>> START

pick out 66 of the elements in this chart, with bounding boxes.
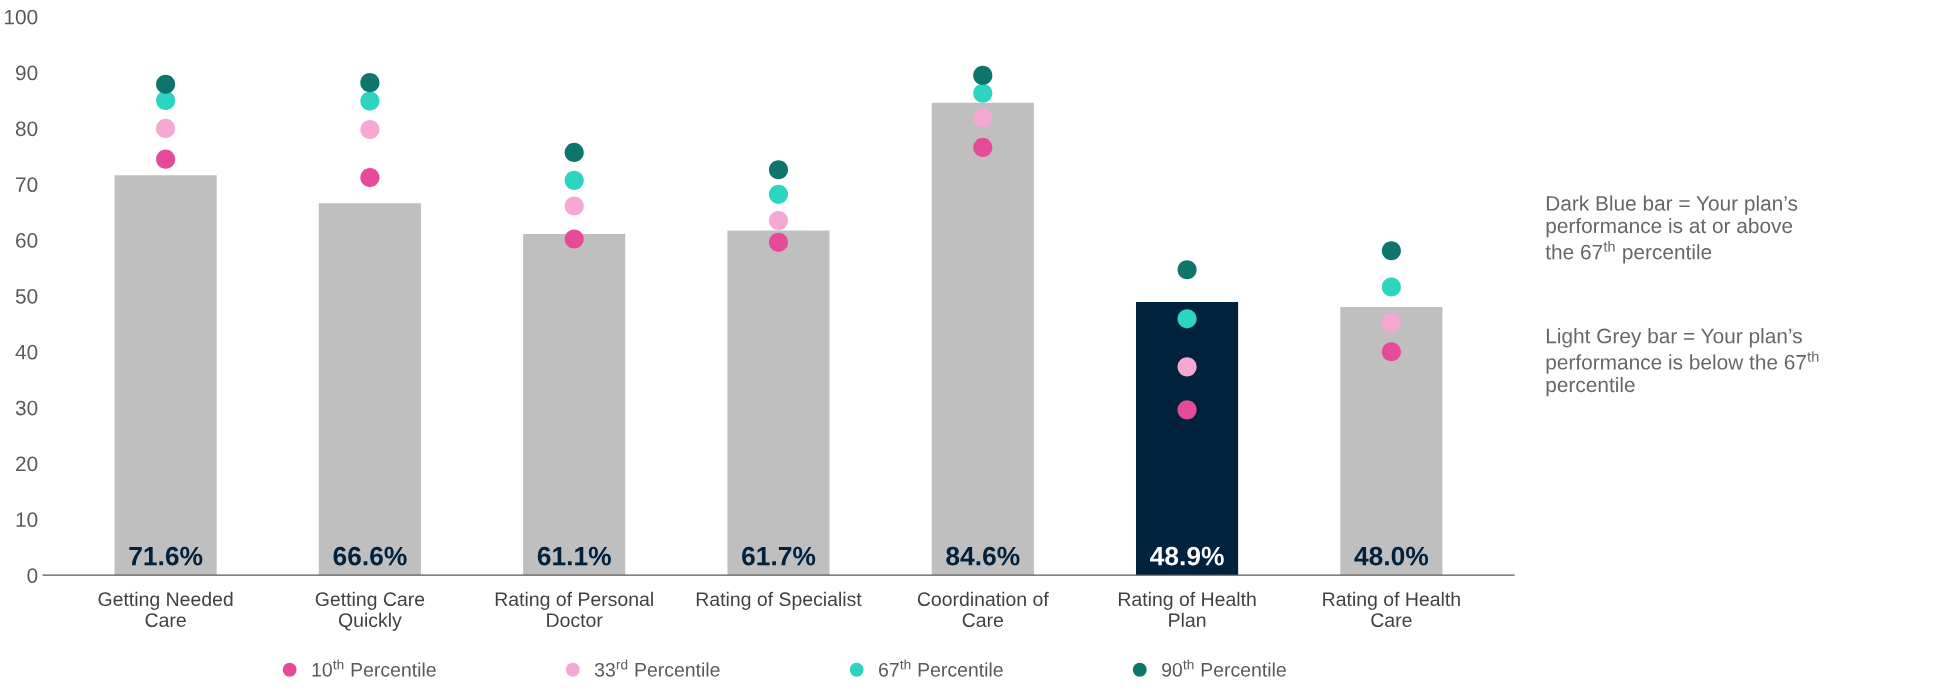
data-label: 66.6% — [333, 546, 407, 566]
point — [1381, 313, 1401, 333]
bar — [727, 230, 830, 576]
x-tick-label: Getting Care Quickly — [315, 591, 425, 631]
point — [156, 90, 176, 111]
point — [768, 232, 789, 252]
text: Light Grey bar = Your plan’s performance is below the 67$^{th}$ percentile — [1546, 328, 1819, 397]
point — [564, 142, 584, 163]
x-tick-label: Getting Needed Care — [98, 591, 233, 628]
data-label: 61.1% — [537, 546, 611, 566]
legend-label: 67$^{th}$ Percentile — [879, 659, 1003, 677]
bar — [931, 102, 1034, 576]
data-label: 48.9% — [1150, 546, 1224, 566]
point — [360, 119, 380, 140]
y-tick-label: 40 — [15, 344, 38, 360]
y-tick-label: 100 — [5, 9, 38, 25]
legend-label: 90$^{th}$ Percentile — [1162, 659, 1286, 677]
point — [768, 211, 789, 231]
x-tick-label: Rating of Health Care — [1323, 591, 1460, 628]
y-tick-label: 10 — [16, 512, 38, 528]
y-tick-label: 60 — [16, 233, 38, 248]
point — [156, 74, 176, 94]
point — [360, 168, 380, 188]
data-label: 71.6% — [129, 546, 203, 566]
y-tick-label: 90 — [15, 65, 38, 81]
point — [1177, 260, 1197, 280]
legend-label: 33$^{rd}$ Percentile — [594, 659, 720, 677]
y-tick-label: 80 — [15, 121, 38, 137]
bar — [1136, 302, 1239, 576]
text: Dark Blue bar = Your plan’s performance is at or above the 67$^{th}$ percentile — [1545, 195, 1798, 264]
point — [768, 184, 789, 204]
point — [1177, 309, 1197, 329]
bar — [114, 175, 217, 576]
point — [973, 83, 993, 103]
x-tick-label: Rating of Health Plan — [1118, 591, 1256, 628]
point — [1177, 357, 1197, 377]
data-label: 84.6% — [946, 546, 1020, 566]
point — [360, 91, 380, 111]
point — [973, 65, 993, 85]
x-tick-label: Rating of Personal Doctor — [495, 591, 653, 628]
y-tick-label: 50 — [15, 288, 38, 304]
point — [156, 149, 176, 169]
data-label: 61.7% — [742, 546, 816, 566]
y-tick-label: 0 — [27, 568, 38, 583]
legend-label: 10$^{th}$ Percentile — [312, 659, 436, 677]
point — [1177, 400, 1197, 420]
point — [564, 229, 584, 249]
bar — [1340, 307, 1443, 576]
x-tick-label: Coordination of Care — [917, 591, 1049, 628]
point — [1381, 342, 1401, 362]
point — [564, 196, 584, 216]
y-tick-label: 70 — [16, 177, 38, 193]
point — [768, 160, 789, 180]
y-tick-label: 20 — [16, 456, 38, 472]
bar — [523, 233, 626, 576]
point — [564, 170, 584, 190]
data-label: 48.0% — [1354, 546, 1429, 566]
x-tick-label: Rating of Specialist — [696, 591, 862, 610]
point — [973, 137, 993, 157]
point — [360, 73, 380, 93]
point — [1381, 241, 1401, 261]
point — [156, 118, 176, 138]
point — [1381, 277, 1401, 297]
y-tick-label: 30 — [15, 400, 38, 416]
point — [973, 108, 993, 128]
bar — [318, 203, 421, 576]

>> END

## Given request
Retype every line of the records above without changing a character, and leave out the picture.

## Task response
pick out 66 of the elements in this chart, with bounding boxes.
data-label: 66.6% — [333, 546, 407, 566]
point — [1381, 313, 1401, 333]
bar — [727, 230, 830, 576]
x-tick-label: Getting Care Quickly — [315, 591, 425, 631]
point — [156, 90, 176, 111]
point — [768, 232, 789, 252]
text: Light Grey bar = Your plan’s performance is below the 67$^{th}$ percentile — [1546, 328, 1819, 397]
point — [564, 142, 584, 163]
x-tick-label: Getting Needed Care — [98, 591, 233, 628]
data-label: 61.1% — [537, 546, 611, 566]
legend-label: 67$^{th}$ Percentile — [879, 659, 1003, 677]
bar — [931, 102, 1034, 576]
data-label: 48.9% — [1150, 546, 1224, 566]
point — [360, 119, 380, 140]
y-tick-label: 40 — [15, 344, 38, 360]
y-tick-label: 100 — [5, 9, 38, 25]
legend-label: 90$^{th}$ Percentile — [1162, 659, 1286, 677]
point — [768, 211, 789, 231]
x-tick-label: Rating of Health Care — [1323, 591, 1460, 628]
y-tick-label: 10 — [16, 512, 38, 528]
y-tick-label: 60 — [16, 233, 38, 248]
point — [156, 74, 176, 94]
point — [360, 168, 380, 188]
data-label: 71.6% — [129, 546, 203, 566]
y-tick-label: 90 — [15, 65, 38, 81]
point — [1177, 260, 1197, 280]
legend-label: 33$^{rd}$ Percentile — [594, 659, 720, 677]
y-tick-label: 80 — [15, 121, 38, 137]
bar — [1136, 302, 1239, 576]
text: Dark Blue bar = Your plan’s performance is at or above the 67$^{th}$ percentile — [1545, 195, 1798, 264]
point — [768, 184, 789, 204]
point — [1177, 309, 1197, 329]
bar — [114, 175, 217, 576]
point — [973, 83, 993, 103]
x-tick-label: Rating of Health Plan — [1118, 591, 1256, 628]
point — [1177, 357, 1197, 377]
data-label: 84.6% — [946, 546, 1020, 566]
point — [360, 91, 380, 111]
point — [973, 65, 993, 85]
x-tick-label: Rating of Personal Doctor — [495, 591, 653, 628]
y-tick-label: 50 — [15, 288, 38, 304]
point — [156, 149, 176, 169]
data-label: 61.7% — [742, 546, 816, 566]
y-tick-label: 0 — [27, 568, 38, 583]
legend-label: 10$^{th}$ Percentile — [312, 659, 436, 677]
point — [1177, 400, 1197, 420]
point — [564, 229, 584, 249]
bar — [1340, 307, 1443, 576]
x-tick-label: Coordination of Care — [917, 591, 1049, 628]
point — [1381, 342, 1401, 362]
point — [564, 196, 584, 216]
y-tick-label: 70 — [16, 177, 38, 193]
point — [768, 160, 789, 180]
y-tick-label: 20 — [16, 456, 38, 472]
bar — [523, 233, 626, 576]
point — [564, 170, 584, 190]
data-label: 48.0% — [1354, 546, 1429, 566]
x-tick-label: Rating of Specialist — [696, 591, 862, 610]
point — [973, 137, 993, 157]
point — [360, 73, 380, 93]
point — [1381, 241, 1401, 261]
point — [156, 118, 176, 138]
point — [1381, 277, 1401, 297]
y-tick-label: 30 — [15, 400, 38, 416]
point — [973, 108, 993, 128]
bar — [318, 203, 421, 576]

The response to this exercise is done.